◆ TASK DESCRIPTION ◆
From the listing below, extract each entry exactly as written, minus the images.

◆ GIVEN RECORDS ◆
>>>

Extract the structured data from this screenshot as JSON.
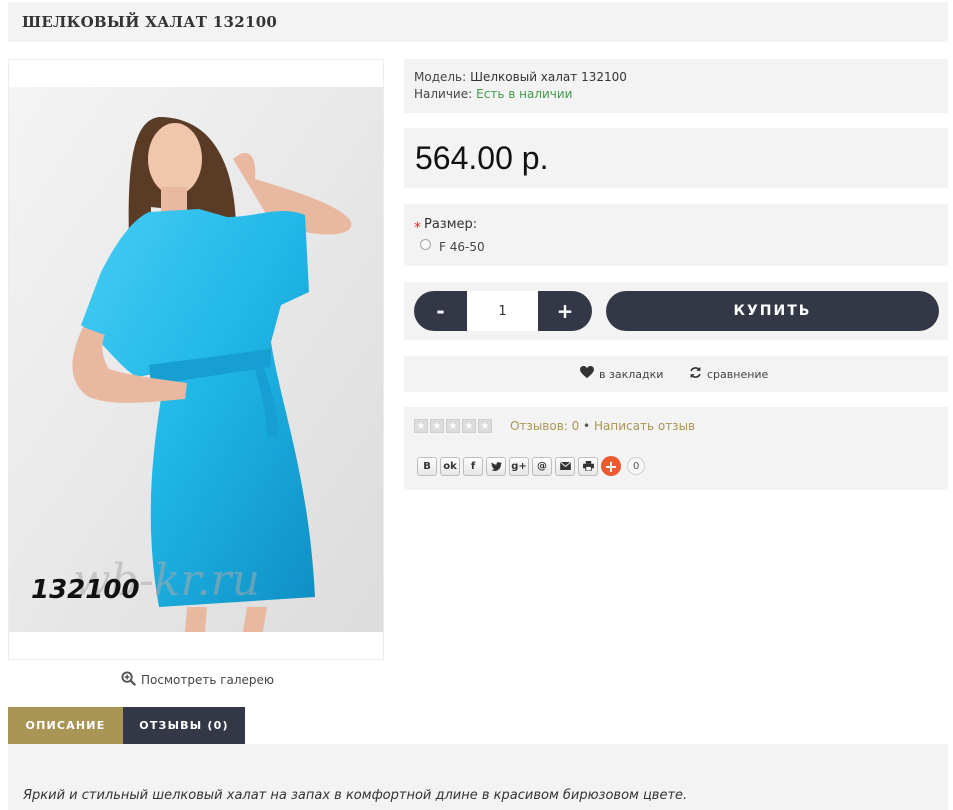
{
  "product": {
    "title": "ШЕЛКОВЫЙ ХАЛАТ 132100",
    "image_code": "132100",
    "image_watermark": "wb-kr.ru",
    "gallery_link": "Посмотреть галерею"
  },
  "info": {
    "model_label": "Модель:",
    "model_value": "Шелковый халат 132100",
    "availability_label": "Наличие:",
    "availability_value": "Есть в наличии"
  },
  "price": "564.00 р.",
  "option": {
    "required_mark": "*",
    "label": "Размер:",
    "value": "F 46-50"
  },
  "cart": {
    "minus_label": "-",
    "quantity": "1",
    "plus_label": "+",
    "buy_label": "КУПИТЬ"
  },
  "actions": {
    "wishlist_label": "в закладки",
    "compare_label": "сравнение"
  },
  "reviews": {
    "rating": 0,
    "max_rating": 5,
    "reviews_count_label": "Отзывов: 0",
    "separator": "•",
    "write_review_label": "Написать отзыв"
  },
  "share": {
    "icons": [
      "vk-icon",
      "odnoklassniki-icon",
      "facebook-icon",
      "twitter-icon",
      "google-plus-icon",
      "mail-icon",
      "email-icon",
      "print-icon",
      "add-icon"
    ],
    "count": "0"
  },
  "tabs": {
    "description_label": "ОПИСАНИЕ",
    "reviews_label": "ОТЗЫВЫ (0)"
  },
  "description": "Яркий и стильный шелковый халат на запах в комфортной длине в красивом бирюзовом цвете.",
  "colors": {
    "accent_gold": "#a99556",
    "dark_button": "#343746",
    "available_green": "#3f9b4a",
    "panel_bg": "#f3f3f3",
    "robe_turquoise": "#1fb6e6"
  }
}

<<<

◆ WRITTEN SOLUTION ◆
Extract the structured data from this screenshot as JSON.
{
  "product": {
    "title": "ШЕЛКОВЫЙ ХАЛАТ 132100",
    "image_code": "132100",
    "image_watermark": "wb-kr.ru",
    "gallery_link": "Посмотреть галерею"
  },
  "info": {
    "model_label": "Модель:",
    "model_value": "Шелковый халат 132100",
    "availability_label": "Наличие:",
    "availability_value": "Есть в наличии"
  },
  "price": "564.00 р.",
  "option": {
    "required_mark": "*",
    "label": "Размер:",
    "value": "F 46-50"
  },
  "cart": {
    "minus_label": "-",
    "quantity": "1",
    "plus_label": "+",
    "buy_label": "КУПИТЬ"
  },
  "actions": {
    "wishlist_label": "в закладки",
    "compare_label": "сравнение"
  },
  "reviews": {
    "rating": 0,
    "max_rating": 5,
    "reviews_count_label": "Отзывов: 0",
    "separator": "•",
    "write_review_label": "Написать отзыв"
  },
  "share": {
    "icons": [
      "vk-icon",
      "odnoklassniki-icon",
      "facebook-icon",
      "twitter-icon",
      "google-plus-icon",
      "mail-icon",
      "email-icon",
      "print-icon",
      "add-icon"
    ],
    "count": "0"
  },
  "tabs": {
    "description_label": "ОПИСАНИЕ",
    "reviews_label": "ОТЗЫВЫ (0)"
  },
  "description": "Яркий и стильный шелковый халат на запах в комфортной длине в красивом бирюзовом цвете.",
  "colors": {
    "accent_gold": "#a99556",
    "dark_button": "#343746",
    "available_green": "#3f9b4a",
    "panel_bg": "#f3f3f3",
    "robe_turquoise": "#1fb6e6"
  }
}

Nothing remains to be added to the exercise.